> _AIM OF THE EXERCISE_: Every line of the material below should be repeated exactly.

____ DATA IN THIS EXERCISE

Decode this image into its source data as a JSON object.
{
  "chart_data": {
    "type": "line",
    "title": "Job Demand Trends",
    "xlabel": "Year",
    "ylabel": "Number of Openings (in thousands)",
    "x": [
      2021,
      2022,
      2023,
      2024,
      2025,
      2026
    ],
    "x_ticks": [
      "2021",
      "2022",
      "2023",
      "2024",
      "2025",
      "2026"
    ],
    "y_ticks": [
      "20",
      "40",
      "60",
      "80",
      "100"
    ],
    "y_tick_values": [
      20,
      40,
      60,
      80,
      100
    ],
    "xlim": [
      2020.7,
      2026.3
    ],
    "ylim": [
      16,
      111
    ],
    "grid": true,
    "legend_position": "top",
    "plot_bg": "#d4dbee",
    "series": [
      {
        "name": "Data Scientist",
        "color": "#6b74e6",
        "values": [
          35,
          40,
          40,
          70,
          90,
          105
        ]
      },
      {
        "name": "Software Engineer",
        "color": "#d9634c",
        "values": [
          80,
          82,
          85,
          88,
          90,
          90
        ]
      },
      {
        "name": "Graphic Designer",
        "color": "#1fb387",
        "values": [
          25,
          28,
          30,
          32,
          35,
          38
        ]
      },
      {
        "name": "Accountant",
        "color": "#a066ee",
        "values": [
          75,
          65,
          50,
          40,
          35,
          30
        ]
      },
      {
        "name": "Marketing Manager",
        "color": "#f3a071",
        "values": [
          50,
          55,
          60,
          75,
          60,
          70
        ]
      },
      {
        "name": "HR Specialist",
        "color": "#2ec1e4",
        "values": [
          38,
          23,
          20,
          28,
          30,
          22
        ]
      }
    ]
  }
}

________

> _WRITTEN ANSWER_:
Decode this image into its source data as a JSON object.
{
  "chart_data": {
    "type": "line",
    "title": "Job Demand Trends",
    "xlabel": "Year",
    "ylabel": "Number of Openings (in thousands)",
    "x": [
      2021,
      2022,
      2023,
      2024,
      2025,
      2026
    ],
    "x_ticks": [
      "2021",
      "2022",
      "2023",
      "2024",
      "2025",
      "2026"
    ],
    "y_ticks": [
      "20",
      "40",
      "60",
      "80",
      "100"
    ],
    "y_tick_values": [
      20,
      40,
      60,
      80,
      100
    ],
    "xlim": [
      2020.7,
      2026.3
    ],
    "ylim": [
      16,
      111
    ],
    "grid": true,
    "legend_position": "top",
    "plot_bg": "#d4dbee",
    "series": [
      {
        "name": "Data Scientist",
        "color": "#6b74e6",
        "values": [
          35,
          40,
          40,
          70,
          90,
          105
        ]
      },
      {
        "name": "Software Engineer",
        "color": "#d9634c",
        "values": [
          80,
          82,
          85,
          88,
          90,
          90
        ]
      },
      {
        "name": "Graphic Designer",
        "color": "#1fb387",
        "values": [
          25,
          28,
          30,
          32,
          35,
          38
        ]
      },
      {
        "name": "Accountant",
        "color": "#a066ee",
        "values": [
          75,
          65,
          50,
          40,
          35,
          30
        ]
      },
      {
        "name": "Marketing Manager",
        "color": "#f3a071",
        "values": [
          50,
          55,
          60,
          75,
          60,
          70
        ]
      },
      {
        "name": "HR Specialist",
        "color": "#2ec1e4",
        "values": [
          38,
          23,
          20,
          28,
          30,
          22
        ]
      }
    ]
  }
}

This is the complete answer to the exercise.